═════ Data excerpts

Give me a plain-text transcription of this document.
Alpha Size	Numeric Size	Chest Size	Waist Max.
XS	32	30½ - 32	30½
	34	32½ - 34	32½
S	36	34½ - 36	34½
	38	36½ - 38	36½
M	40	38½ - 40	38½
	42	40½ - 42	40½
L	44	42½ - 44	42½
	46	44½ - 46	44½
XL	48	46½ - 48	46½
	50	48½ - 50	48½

══════════

Exercise task. Please restate the records in full, word for word.

Solution for this exercise.
Give me a plain-text transcription of this document.
Alpha Size	Numeric Size	Chest Size	Waist Max.
XS	32	30½ - 32	30½
	34	32½ - 34	32½
S	36	34½ - 36	34½
	38	36½ - 38	36½
M	40	38½ - 40	38½
	42	40½ - 42	40½
L	44	42½ - 44	42½
	46	44½ - 46	44½
XL	48	46½ - 48	46½
	50	48½ - 50	48½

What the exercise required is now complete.